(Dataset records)

════════

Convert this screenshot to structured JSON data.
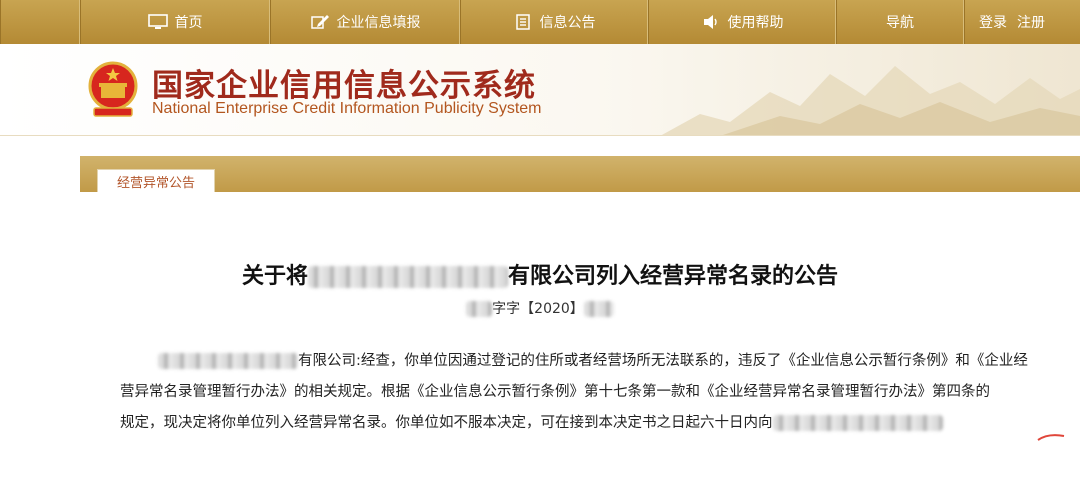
{
  "nav": {
    "home": "首页",
    "fill": "企业信息填报",
    "notice": "信息公告",
    "help": "使用帮助",
    "guide": "导航",
    "login": "登录",
    "register": "注册"
  },
  "header": {
    "title_cn": "国家企业信用信息公示系统",
    "title_en": "National Enterprise Credit Information Publicity System"
  },
  "tab": {
    "label": "经营异常公告"
  },
  "notice": {
    "title_pre": "关于将",
    "title_post": "有限公司列入经营异常名录的公告",
    "doc_no_pre": "字字【2020】",
    "para_line1_post": "有限公司:经查，你单位因通过登记的住所或者经营场所无法联系的，违反了《企业信息公示暂行条例》和《企业经",
    "para_line2": "营异常名录管理暂行办法》的相关规定。根据《企业信息公示暂行条例》第十七条第一款和《企业经营异常名录管理暂行办法》第四条的",
    "para_line3": "规定，现决定将你单位列入经营异常名录。你单位如不服本决定，可在接到本决定书之日起六十日内向"
  },
  "colors": {
    "nav_gold": "#b48a34",
    "title_red": "#a02a1c",
    "tab_text": "#b2552a"
  }
}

════════

## EXERCISE BRIEF
Please write out all the data again word for word, but not the pictures.

## TASK ANSWER
Convert this screenshot to structured JSON data.
{
  "nav": {
    "home": "首页",
    "fill": "企业信息填报",
    "notice": "信息公告",
    "help": "使用帮助",
    "guide": "导航",
    "login": "登录",
    "register": "注册"
  },
  "header": {
    "title_cn": "国家企业信用信息公示系统",
    "title_en": "National Enterprise Credit Information Publicity System"
  },
  "tab": {
    "label": "经营异常公告"
  },
  "notice": {
    "title_pre": "关于将",
    "title_post": "有限公司列入经营异常名录的公告",
    "doc_no_pre": "字字【2020】",
    "para_line1_post": "有限公司:经查，你单位因通过登记的住所或者经营场所无法联系的，违反了《企业信息公示暂行条例》和《企业经",
    "para_line2": "营异常名录管理暂行办法》的相关规定。根据《企业信息公示暂行条例》第十七条第一款和《企业经营异常名录管理暂行办法》第四条的",
    "para_line3": "规定，现决定将你单位列入经营异常名录。你单位如不服本决定，可在接到本决定书之日起六十日内向"
  },
  "colors": {
    "nav_gold": "#b48a34",
    "title_red": "#a02a1c",
    "tab_text": "#b2552a"
  }
}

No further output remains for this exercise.